[Description of the task] Your answer should be a single number: the count of lines that hold the word "rate".

[Exercise inputs]
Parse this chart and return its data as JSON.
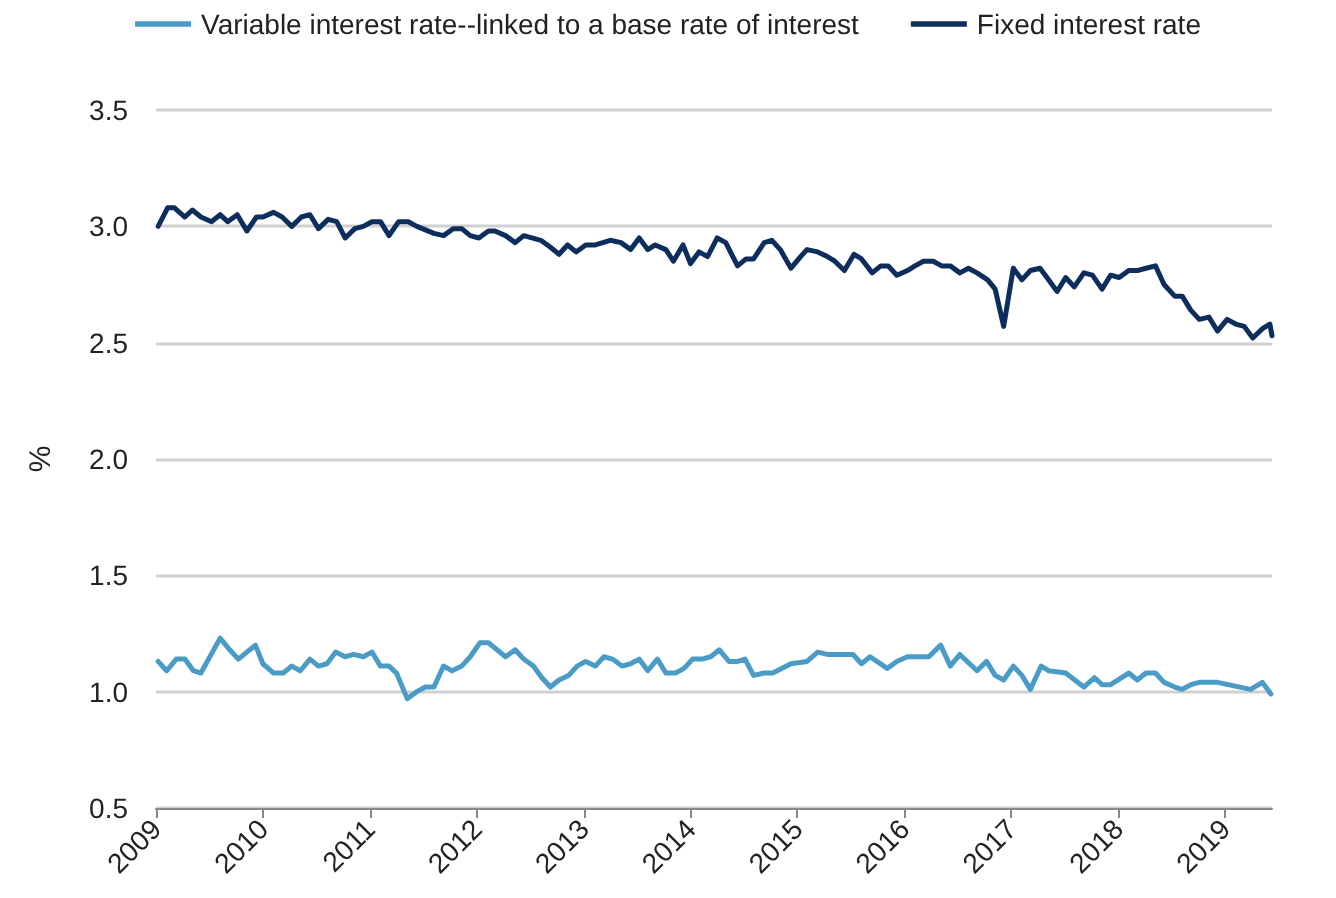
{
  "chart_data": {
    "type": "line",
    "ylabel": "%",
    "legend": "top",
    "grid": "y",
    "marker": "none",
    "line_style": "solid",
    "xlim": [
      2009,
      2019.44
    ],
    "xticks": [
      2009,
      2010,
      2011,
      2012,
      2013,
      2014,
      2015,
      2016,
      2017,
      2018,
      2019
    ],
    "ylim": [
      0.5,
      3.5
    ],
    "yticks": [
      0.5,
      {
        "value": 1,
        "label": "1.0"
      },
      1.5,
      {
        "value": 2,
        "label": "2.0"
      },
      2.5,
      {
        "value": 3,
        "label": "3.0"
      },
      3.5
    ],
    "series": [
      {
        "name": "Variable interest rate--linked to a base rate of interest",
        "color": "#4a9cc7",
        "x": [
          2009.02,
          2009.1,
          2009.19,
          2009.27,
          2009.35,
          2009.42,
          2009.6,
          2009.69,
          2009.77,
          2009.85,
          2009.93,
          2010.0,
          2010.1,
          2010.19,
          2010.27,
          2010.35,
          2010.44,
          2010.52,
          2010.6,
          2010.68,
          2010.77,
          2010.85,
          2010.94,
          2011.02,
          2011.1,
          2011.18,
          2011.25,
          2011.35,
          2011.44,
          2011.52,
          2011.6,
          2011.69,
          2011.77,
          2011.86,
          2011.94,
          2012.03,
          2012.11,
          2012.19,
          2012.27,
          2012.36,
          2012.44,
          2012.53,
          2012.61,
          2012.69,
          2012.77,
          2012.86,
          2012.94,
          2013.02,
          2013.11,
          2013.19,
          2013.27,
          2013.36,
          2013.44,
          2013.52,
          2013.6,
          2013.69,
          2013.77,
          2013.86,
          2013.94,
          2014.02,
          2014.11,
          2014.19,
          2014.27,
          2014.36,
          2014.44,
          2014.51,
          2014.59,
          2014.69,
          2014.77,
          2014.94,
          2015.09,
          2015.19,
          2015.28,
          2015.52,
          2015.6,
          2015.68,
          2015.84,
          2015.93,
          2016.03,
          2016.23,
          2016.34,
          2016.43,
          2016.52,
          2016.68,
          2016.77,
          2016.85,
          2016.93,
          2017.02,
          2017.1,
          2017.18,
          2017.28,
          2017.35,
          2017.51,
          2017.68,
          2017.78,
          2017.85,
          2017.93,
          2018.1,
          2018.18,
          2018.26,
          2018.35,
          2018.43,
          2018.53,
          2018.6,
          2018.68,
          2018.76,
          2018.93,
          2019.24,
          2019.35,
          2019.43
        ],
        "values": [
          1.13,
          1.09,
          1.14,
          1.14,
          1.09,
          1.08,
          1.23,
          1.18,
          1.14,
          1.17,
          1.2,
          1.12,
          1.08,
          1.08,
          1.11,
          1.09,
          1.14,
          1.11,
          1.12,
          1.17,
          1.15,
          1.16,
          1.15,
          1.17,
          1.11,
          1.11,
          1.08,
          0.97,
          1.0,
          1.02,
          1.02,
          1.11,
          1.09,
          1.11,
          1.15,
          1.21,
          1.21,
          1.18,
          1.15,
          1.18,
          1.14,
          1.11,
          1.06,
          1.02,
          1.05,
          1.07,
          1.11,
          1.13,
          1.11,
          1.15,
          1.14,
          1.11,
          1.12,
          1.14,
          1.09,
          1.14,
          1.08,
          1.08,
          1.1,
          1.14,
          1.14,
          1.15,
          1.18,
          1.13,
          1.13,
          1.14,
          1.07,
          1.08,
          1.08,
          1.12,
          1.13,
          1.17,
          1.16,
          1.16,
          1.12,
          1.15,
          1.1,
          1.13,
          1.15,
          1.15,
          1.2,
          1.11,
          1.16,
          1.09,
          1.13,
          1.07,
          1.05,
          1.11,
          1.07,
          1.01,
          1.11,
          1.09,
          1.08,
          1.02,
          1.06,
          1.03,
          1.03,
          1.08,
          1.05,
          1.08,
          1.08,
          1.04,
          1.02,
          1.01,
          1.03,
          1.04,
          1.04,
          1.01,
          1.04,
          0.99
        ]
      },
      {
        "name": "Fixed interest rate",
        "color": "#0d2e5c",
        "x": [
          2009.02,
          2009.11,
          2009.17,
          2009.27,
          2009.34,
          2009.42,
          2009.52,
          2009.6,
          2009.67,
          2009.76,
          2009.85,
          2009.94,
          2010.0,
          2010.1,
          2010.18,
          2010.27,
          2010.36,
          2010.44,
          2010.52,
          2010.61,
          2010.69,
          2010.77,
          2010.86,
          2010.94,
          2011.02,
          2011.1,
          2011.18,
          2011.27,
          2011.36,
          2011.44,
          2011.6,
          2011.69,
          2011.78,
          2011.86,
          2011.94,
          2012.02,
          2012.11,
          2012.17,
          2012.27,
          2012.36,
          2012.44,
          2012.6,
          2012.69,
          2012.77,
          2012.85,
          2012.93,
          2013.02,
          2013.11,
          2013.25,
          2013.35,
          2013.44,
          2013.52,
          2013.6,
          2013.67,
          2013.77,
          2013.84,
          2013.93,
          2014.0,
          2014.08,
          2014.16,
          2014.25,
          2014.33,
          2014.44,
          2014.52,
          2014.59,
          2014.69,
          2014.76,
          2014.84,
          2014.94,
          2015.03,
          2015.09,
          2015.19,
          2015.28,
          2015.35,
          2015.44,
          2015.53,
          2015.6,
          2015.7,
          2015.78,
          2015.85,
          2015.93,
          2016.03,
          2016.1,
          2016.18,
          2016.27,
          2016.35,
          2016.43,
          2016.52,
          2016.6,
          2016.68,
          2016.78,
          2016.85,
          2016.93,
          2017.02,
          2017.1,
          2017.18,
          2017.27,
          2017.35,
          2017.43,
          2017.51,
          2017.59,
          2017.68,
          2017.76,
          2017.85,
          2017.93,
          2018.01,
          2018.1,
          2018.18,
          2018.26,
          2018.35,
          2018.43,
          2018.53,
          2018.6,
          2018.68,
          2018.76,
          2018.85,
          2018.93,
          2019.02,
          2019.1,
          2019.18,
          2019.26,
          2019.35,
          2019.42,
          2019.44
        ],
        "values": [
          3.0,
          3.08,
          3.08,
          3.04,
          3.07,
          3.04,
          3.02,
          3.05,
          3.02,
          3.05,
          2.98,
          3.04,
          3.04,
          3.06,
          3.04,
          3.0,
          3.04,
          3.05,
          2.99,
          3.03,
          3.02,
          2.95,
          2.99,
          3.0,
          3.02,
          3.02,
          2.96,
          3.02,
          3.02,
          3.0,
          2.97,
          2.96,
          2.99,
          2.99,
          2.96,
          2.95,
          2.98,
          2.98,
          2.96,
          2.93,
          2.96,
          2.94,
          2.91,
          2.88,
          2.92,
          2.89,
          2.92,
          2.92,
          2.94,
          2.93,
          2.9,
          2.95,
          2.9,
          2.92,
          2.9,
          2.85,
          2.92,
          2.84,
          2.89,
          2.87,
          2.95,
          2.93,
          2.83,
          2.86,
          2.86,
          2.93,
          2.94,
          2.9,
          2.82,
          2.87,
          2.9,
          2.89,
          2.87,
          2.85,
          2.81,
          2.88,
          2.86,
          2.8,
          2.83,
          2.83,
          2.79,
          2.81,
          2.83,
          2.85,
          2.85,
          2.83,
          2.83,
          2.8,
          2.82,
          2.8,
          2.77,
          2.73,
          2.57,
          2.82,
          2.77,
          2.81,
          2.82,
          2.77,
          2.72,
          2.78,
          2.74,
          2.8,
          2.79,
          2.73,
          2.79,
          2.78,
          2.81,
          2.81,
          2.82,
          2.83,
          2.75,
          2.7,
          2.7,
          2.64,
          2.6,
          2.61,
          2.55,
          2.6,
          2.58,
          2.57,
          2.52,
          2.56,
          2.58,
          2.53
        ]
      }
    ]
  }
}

--

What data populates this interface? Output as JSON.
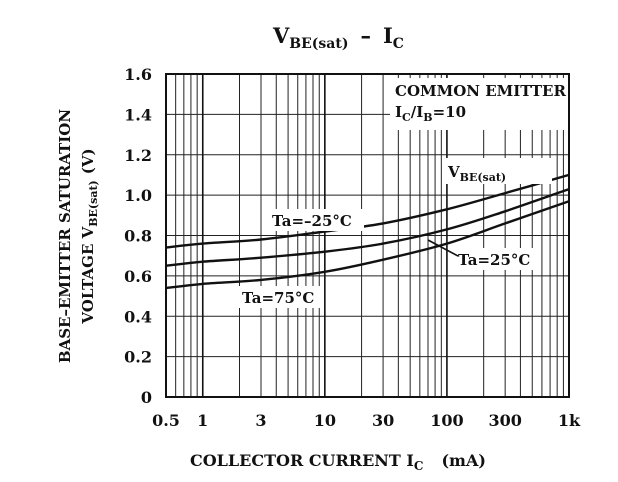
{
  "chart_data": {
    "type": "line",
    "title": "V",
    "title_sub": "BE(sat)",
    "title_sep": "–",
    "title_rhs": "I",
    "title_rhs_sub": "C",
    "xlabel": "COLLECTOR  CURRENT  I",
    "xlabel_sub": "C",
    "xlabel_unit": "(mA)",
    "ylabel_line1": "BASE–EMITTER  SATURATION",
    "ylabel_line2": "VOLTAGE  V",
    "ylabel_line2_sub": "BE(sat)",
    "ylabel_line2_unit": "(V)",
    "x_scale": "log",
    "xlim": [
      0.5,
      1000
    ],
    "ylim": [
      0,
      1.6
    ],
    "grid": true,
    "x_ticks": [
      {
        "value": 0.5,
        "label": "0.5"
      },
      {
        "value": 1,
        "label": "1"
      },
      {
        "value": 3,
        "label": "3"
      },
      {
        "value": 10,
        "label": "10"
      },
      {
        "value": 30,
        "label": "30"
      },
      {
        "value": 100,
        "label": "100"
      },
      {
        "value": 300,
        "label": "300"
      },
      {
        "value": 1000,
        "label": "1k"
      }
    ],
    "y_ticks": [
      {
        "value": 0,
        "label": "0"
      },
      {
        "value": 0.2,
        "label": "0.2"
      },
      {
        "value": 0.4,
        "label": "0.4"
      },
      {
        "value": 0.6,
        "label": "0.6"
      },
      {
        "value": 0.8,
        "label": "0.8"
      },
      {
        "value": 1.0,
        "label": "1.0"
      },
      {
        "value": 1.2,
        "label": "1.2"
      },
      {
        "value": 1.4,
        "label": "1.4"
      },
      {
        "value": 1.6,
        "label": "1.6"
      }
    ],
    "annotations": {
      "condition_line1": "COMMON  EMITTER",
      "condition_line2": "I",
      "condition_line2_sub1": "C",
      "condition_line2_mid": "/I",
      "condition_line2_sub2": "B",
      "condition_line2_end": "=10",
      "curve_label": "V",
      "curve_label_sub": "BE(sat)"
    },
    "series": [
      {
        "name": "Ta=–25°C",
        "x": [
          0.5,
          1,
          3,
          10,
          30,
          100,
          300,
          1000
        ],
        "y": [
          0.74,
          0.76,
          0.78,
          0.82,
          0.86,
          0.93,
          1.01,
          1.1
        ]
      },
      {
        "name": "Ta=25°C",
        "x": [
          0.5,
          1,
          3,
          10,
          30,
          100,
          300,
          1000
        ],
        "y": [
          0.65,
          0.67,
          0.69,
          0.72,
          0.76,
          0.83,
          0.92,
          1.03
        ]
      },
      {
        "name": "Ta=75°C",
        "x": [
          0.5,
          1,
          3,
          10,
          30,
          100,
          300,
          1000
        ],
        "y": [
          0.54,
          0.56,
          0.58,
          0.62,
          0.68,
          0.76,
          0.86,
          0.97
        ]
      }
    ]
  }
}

[Exercise answer] 2